### Stated goal
Write each line out exactly, leaving none out.

------------------------------

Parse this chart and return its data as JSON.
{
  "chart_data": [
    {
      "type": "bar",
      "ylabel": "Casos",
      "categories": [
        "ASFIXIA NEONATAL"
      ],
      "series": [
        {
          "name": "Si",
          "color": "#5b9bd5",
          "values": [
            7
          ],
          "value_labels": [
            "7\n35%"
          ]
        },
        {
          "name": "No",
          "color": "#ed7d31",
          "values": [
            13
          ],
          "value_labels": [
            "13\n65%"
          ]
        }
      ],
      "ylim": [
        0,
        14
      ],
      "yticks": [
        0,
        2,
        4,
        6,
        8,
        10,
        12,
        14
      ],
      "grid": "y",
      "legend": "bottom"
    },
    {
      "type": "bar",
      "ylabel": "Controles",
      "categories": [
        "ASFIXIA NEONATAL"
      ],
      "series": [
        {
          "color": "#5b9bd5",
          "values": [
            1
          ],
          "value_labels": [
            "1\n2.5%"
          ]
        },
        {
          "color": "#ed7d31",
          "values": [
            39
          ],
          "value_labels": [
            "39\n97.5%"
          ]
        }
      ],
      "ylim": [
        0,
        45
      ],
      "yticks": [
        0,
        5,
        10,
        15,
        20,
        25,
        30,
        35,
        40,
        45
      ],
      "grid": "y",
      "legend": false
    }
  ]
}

------------------------------

### Expected output
Parse this chart and return its data as JSON.
{
  "chart_data": [
    {
      "type": "bar",
      "ylabel": "Casos",
      "categories": [
        "ASFIXIA NEONATAL"
      ],
      "series": [
        {
          "name": "Si",
          "color": "#5b9bd5",
          "values": [
            7
          ],
          "value_labels": [
            "7\n35%"
          ]
        },
        {
          "name": "No",
          "color": "#ed7d31",
          "values": [
            13
          ],
          "value_labels": [
            "13\n65%"
          ]
        }
      ],
      "ylim": [
        0,
        14
      ],
      "yticks": [
        0,
        2,
        4,
        6,
        8,
        10,
        12,
        14
      ],
      "grid": "y",
      "legend": "bottom"
    },
    {
      "type": "bar",
      "ylabel": "Controles",
      "categories": [
        "ASFIXIA NEONATAL"
      ],
      "series": [
        {
          "color": "#5b9bd5",
          "values": [
            1
          ],
          "value_labels": [
            "1\n2.5%"
          ]
        },
        {
          "color": "#ed7d31",
          "values": [
            39
          ],
          "value_labels": [
            "39\n97.5%"
          ]
        }
      ],
      "ylim": [
        0,
        45
      ],
      "yticks": [
        0,
        5,
        10,
        15,
        20,
        25,
        30,
        35,
        40,
        45
      ],
      "grid": "y",
      "legend": false
    }
  ]
}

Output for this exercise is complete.